MATERIAL PROVIDED:
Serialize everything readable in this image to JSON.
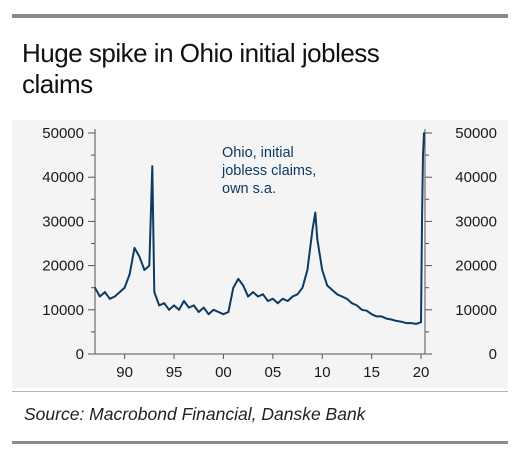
{
  "header": {
    "title_line1": "Huge spike in Ohio initial jobless",
    "title_line2": "claims"
  },
  "footer": {
    "source": "Source: Macrobond Financial, Danske Bank"
  },
  "colors": {
    "series": "#0e3a62",
    "panel": "#f4f4f4",
    "rules": "#8a8a8a"
  },
  "chart_data": {
    "type": "line",
    "title": "",
    "xlabel": "",
    "ylabel": "",
    "x_ticks": [
      "90",
      "95",
      "00",
      "05",
      "10",
      "15",
      "20"
    ],
    "x_tick_years": [
      1990,
      1995,
      2000,
      2005,
      2010,
      2015,
      2020
    ],
    "y_ticks_left": [
      "0",
      "10000",
      "20000",
      "30000",
      "40000",
      "50000"
    ],
    "y_ticks_right": [
      "0",
      "10000",
      "20000",
      "30000",
      "40000",
      "50000"
    ],
    "ylim": [
      0,
      50000
    ],
    "xlim": [
      1987.0,
      2020.4
    ],
    "grid": false,
    "annotation": [
      "Ohio, initial",
      "jobless claims,",
      "own s.a."
    ],
    "series": [
      {
        "color": "#0e3a62",
        "x": [
          1987.0,
          1987.5,
          1988.0,
          1988.5,
          1989.0,
          1989.5,
          1990.0,
          1990.5,
          1991.0,
          1991.5,
          1992.0,
          1992.5,
          1992.8,
          1993.0,
          1993.5,
          1994.0,
          1994.5,
          1995.0,
          1995.5,
          1996.0,
          1996.5,
          1997.0,
          1997.5,
          1998.0,
          1998.5,
          1999.0,
          1999.5,
          2000.0,
          2000.5,
          2001.0,
          2001.5,
          2002.0,
          2002.5,
          2003.0,
          2003.5,
          2004.0,
          2004.5,
          2005.0,
          2005.5,
          2006.0,
          2006.5,
          2007.0,
          2007.5,
          2008.0,
          2008.5,
          2009.0,
          2009.3,
          2009.5,
          2010.0,
          2010.5,
          2011.0,
          2011.5,
          2012.0,
          2012.5,
          2013.0,
          2013.5,
          2014.0,
          2014.5,
          2015.0,
          2015.5,
          2016.0,
          2016.5,
          2017.0,
          2017.5,
          2018.0,
          2018.5,
          2019.0,
          2019.5,
          2020.0,
          2020.1,
          2020.2,
          2020.3
        ],
        "y": [
          15000,
          13000,
          14000,
          12500,
          13000,
          14000,
          15000,
          18000,
          24000,
          22000,
          19000,
          20000,
          42500,
          14000,
          11000,
          11500,
          10000,
          11000,
          10000,
          12000,
          10500,
          11000,
          9500,
          10500,
          9000,
          10000,
          9500,
          9000,
          9500,
          15000,
          17000,
          15500,
          13000,
          14000,
          13000,
          13500,
          12000,
          12500,
          11500,
          12500,
          12000,
          13000,
          13500,
          15000,
          19000,
          28000,
          32000,
          26000,
          19000,
          15500,
          14500,
          13500,
          13000,
          12500,
          11500,
          11000,
          10000,
          9800,
          9000,
          8500,
          8500,
          8000,
          7800,
          7500,
          7300,
          7000,
          7000,
          6800,
          7200,
          30000,
          45000,
          50000
        ]
      }
    ]
  }
}
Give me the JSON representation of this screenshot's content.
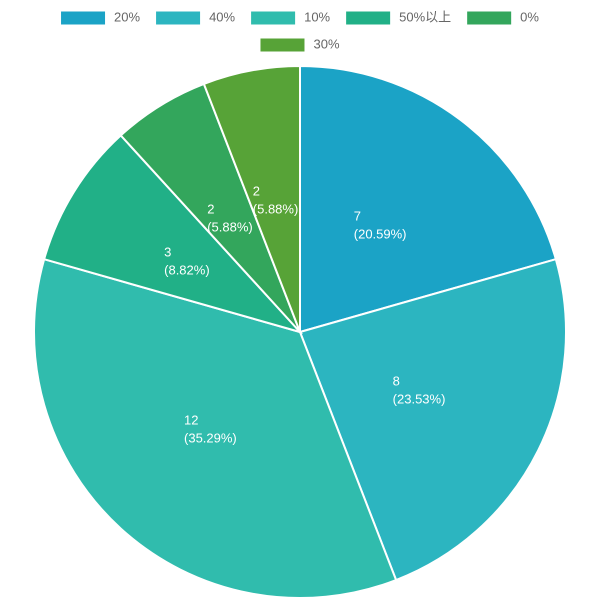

PROBLEM STATEMENT: Every line of the listing that holds "this" should be found and copied.

WORKED SOLUTION:
Serialize everything readable in this image to JSON.
Give me the JSON representation of this screenshot's content.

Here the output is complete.